• _Selected extract_
+++
It's the context around those limits that the industry may seek more detail around in order to address market realities that aren't immediately acknowledged in the current draft, according to Donna Schmidt, managing director, DLS Servicing.
"We are grateful for the use of the drafting table since we picked up a number of concerns and potential conflicting representations," Schmidt said in an email.
"As a vendor who works with over 50 different servicers, the interpretations of what has been presented will be wildly different and requires VA to clarify to ensure universal implementation," she added.
Schmidt said based on initial review, a sample of some areas where clarifications that would be helpful are as follows:
- A directive to evaluate owners for disposition options if a "hardship" is not resolved: Clarify the extent to which this applies to monetary challenges as opposed to nonmonetary ones where a retention option should be preserved.
+++
• _Source excerpt_
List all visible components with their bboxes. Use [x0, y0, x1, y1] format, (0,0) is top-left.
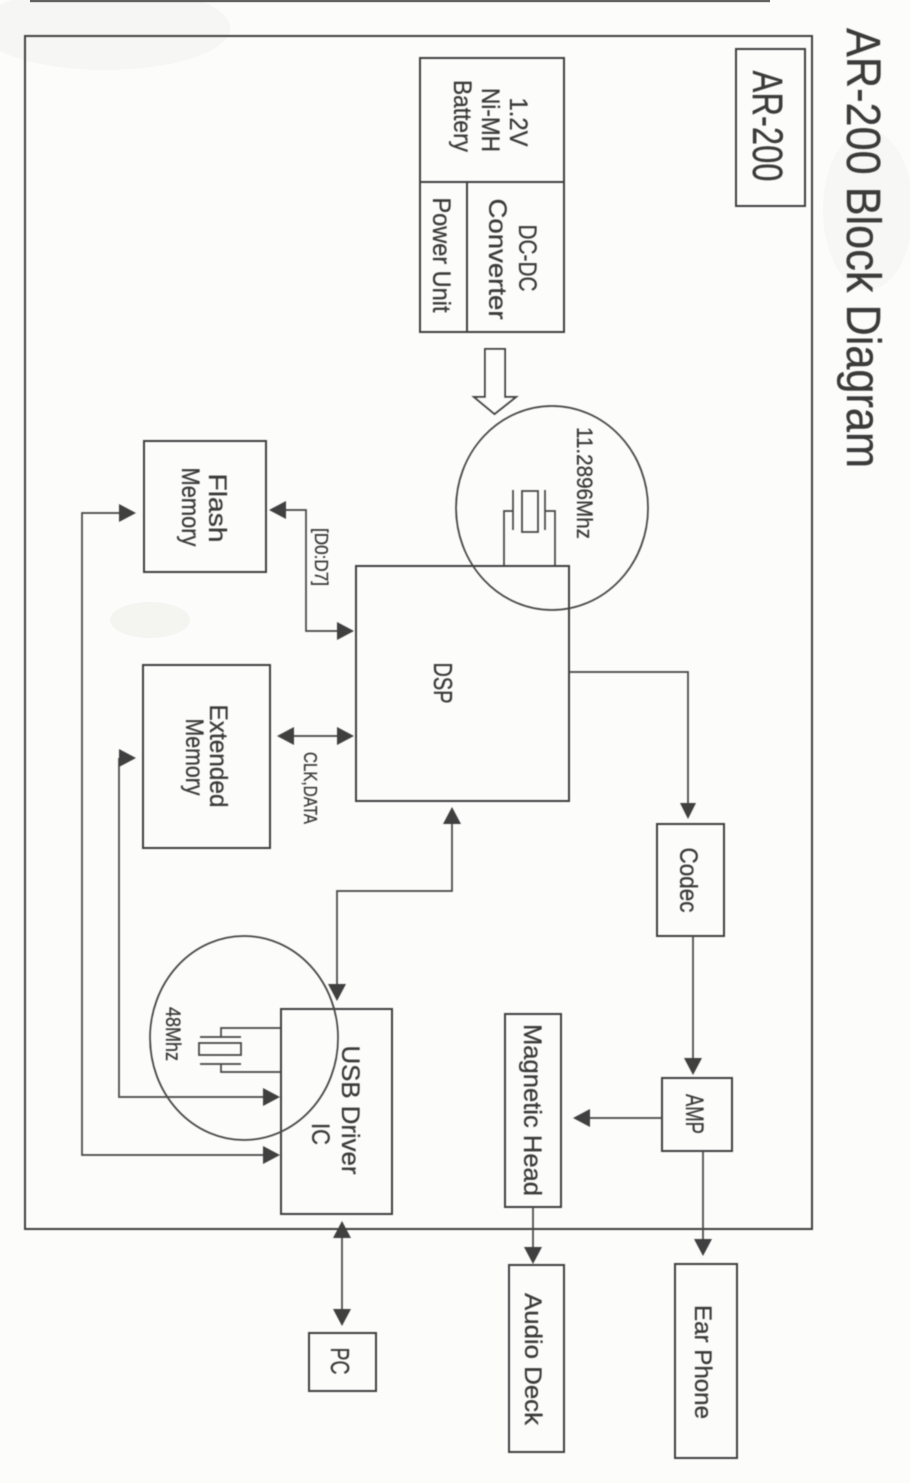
+++
• _Requests_
1/ For the excerpt about the VA servicing draft, mark each statement yes or no, quoting the exact words of the excerpt that decide it: (a) Donna Schmidt is managing director of DLS Servicing. (b) Schmidt gave her comments over the phone. (c) Schmidt works with fewer than 20 servicers.
2/ Write the next part of the excerpt about the VA servicing draft, continuing from its final sentence.
The data has no connection to the excerpt about the VA servicing draft.

• _Task responses_
1/
(a) Yes: "Donna Schmidt, managing director, DLS Servicing"
(b) No: "Schmidt said in an email"
(c) No: "works with over 50 different servicers"

2/
- Address conflicts where the VA states that the only options available for loans less than three months delinquent are forbearance or repayment, but then states that if an option is completed before a loan is 61 days delinquent, it must be reported as imminent default or property problem.
- Open up a requirement for borrowers who resolved their reason for default to be able to reinstate past due amounts in a lump sum within 90 days. "This will affect a very small number of borrower candidates. Such as those expecting an insurance death benefit, disability claim settlement, etc.," Schmidt said.
She suggested other situations where borrowers may repay short-term but not within those bounds, should be considered. These situations could include unemployment, temporary disability, an accident or other short-term health issue.